Excerpted passage:
Here are details of the compensation plan announced by Feinberg on Monday:

WHO'S ELIGIBLE: Relatives of those killed in crashes. Drivers, passengers, pedestrians, and people in other cars involved in crashes with the GM vehicles who suffered serious physical injuries or relatives of people killed in crashes.

DEADLINE: People can begin applying for compensation Aug. 1. The deadline for filing a claim is Dec. 31. Feinberg expects most claims to be processed in 90 to 180 days.

COMPENSATION LIMITS: None for deaths or extreme injuries such as permanent brain damage, loss of limbs, paralysis and serious burns. Less serious injuries are limited by formulas similar to what Feinberg used to compensate those injured in the Boston Marathon bombings. People can get quick settlements based on formulas for death and extreme injuries, or they can try to prove to Feinberg that they should get more money by proving extraordinary circumstances. Feinberg says GM has placed no limit on the total he can spend. Lawyers say it will be in the billions.

BURDEN OF PROOF: Those filing claims must show that their crashes were caused by faulty GM small-car ignition switches. The switches can unexpectedly slip from "run" to "accessory," shutting off the engines and causing loss of power steering and brakes. The air bags also are disabled. Those injured in frontal crashes in which air bags did not deploy are likely to get compensation. Frontal crashes without air bag deployment are not eligible because it's unlikely the switch caused the crash if the air bags worked.

RIGHT TO SUE: Those who settle with Feinberg give up their right to sue.

AFFECTED MODELS: About 2.6 million small cars worldwide, including the 2005-2007 Chevrolet Cobalt and Pontiac G5; 2003-2007 Saturn Ion; and 2006-2007 Chevrolet HHR, Pontiac Solstice and Saturn Sky, and any newer models from 2008-2011 that got the switches as replacement parts.

Given information:

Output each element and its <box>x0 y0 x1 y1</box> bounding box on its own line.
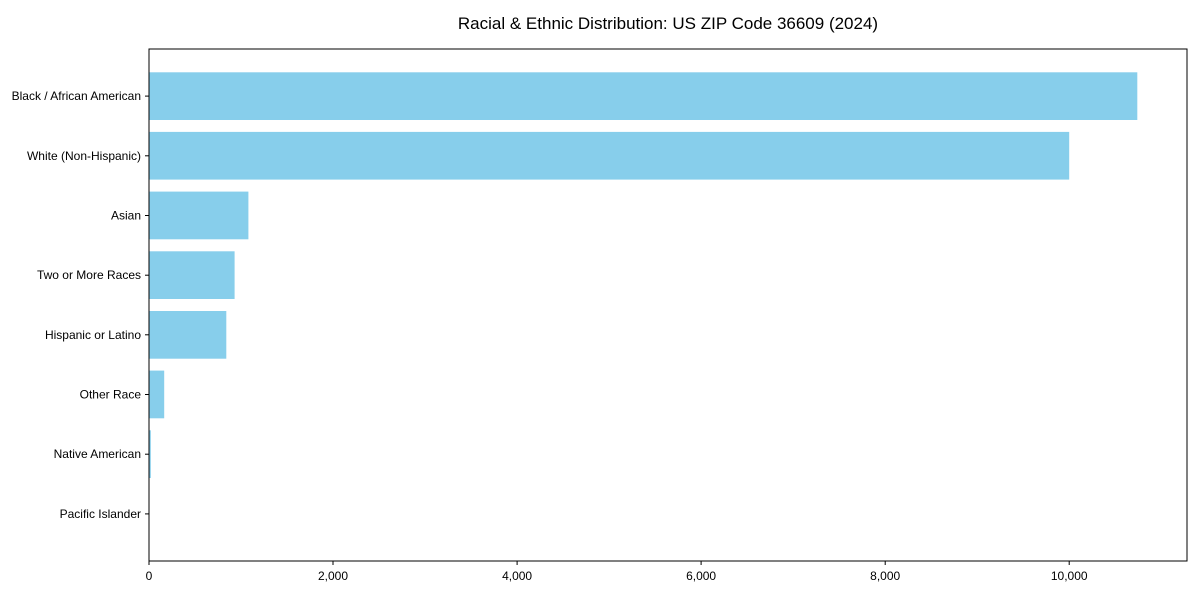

Given instruction: Do these statements agree with the GM compensation plan details? Answer yes or no for each and quote the deciding words. (a) Claims can be filed starting Aug. 1. (b) GM has set a cap on the total amount Feinberg can spend. (c) People who settle with Feinberg keep their right to sue.

Exercise answer:
(a) Yes: "People can begin applying for compensation Aug. 1."
(b) No: "Feinberg says GM has placed no limit on the total he can spend."
(c) No: "Those who settle with Feinberg give up their right to sue."